Some records
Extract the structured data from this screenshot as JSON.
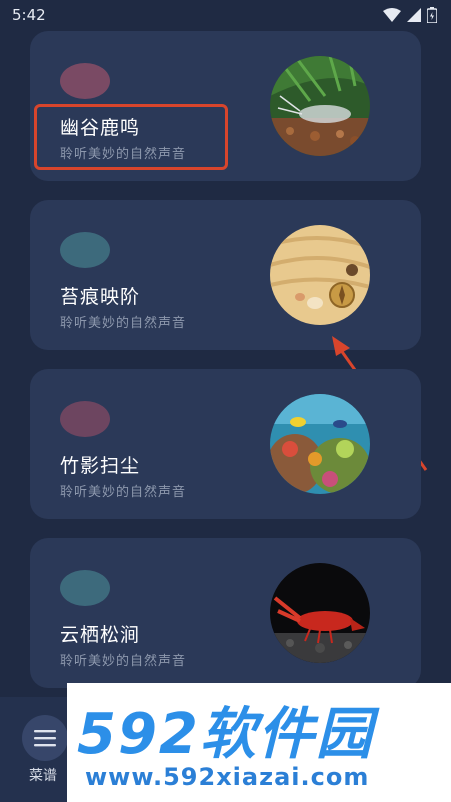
{
  "status_bar": {
    "time": "5:42"
  },
  "cards": [
    {
      "title": "幽谷鹿鸣",
      "subtitle": "聆听美妙的自然声音",
      "dot_color": "#7a4a64",
      "thumb_icon": "shrimp-image"
    },
    {
      "title": "苔痕映阶",
      "subtitle": "聆听美妙的自然声音",
      "dot_color": "#3d6a7c",
      "thumb_icon": "sand-shell-image"
    },
    {
      "title": "竹影扫尘",
      "subtitle": "聆听美妙的自然声音",
      "dot_color": "#6d4560",
      "thumb_icon": "coral-reef-image"
    },
    {
      "title": "云栖松涧",
      "subtitle": "聆听美妙的自然声音",
      "dot_color": "#3d6a7c",
      "thumb_icon": "crayfish-image"
    }
  ],
  "bottom_nav": {
    "menu_label": "菜谱"
  },
  "watermark": {
    "brand": "592软件园",
    "url": "www.592xiazai.com"
  },
  "colors": {
    "background": "#1f2a43",
    "card": "#2b3958",
    "annotation": "#d8452c"
  }
}
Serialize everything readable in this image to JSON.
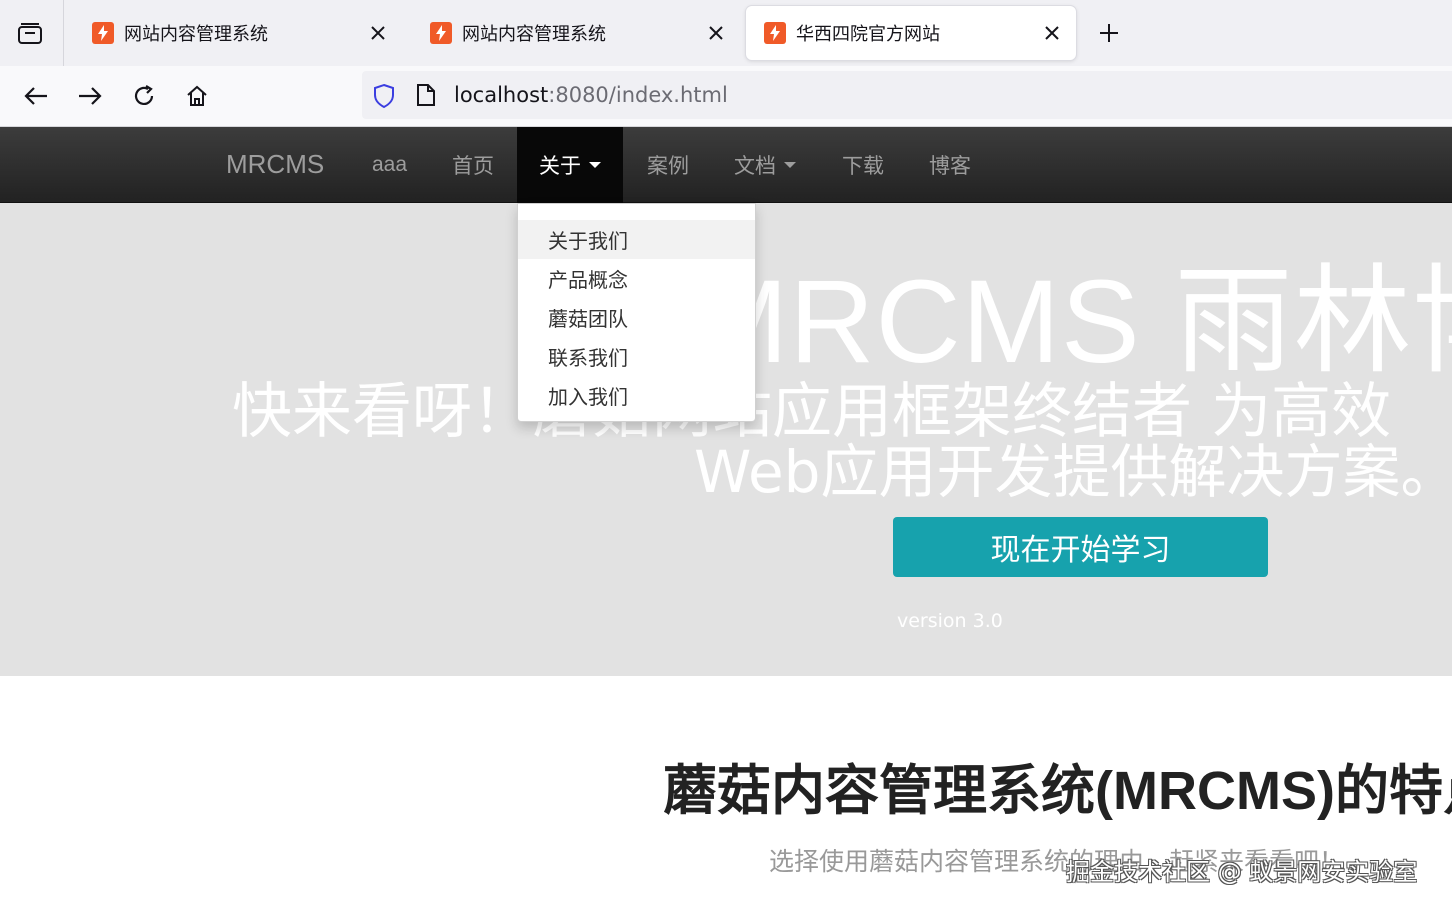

CHALLENGE
Select every line of the records holding the string "image".

FINAL ANSWER
      "thumb_icon": "shrimp-image"
      "thumb_icon": "sand-shell-image"
      "thumb_icon": "coral-reef-image"
      "thumb_icon": "crayfish-image"
Serialize everything readable in this image to JSON.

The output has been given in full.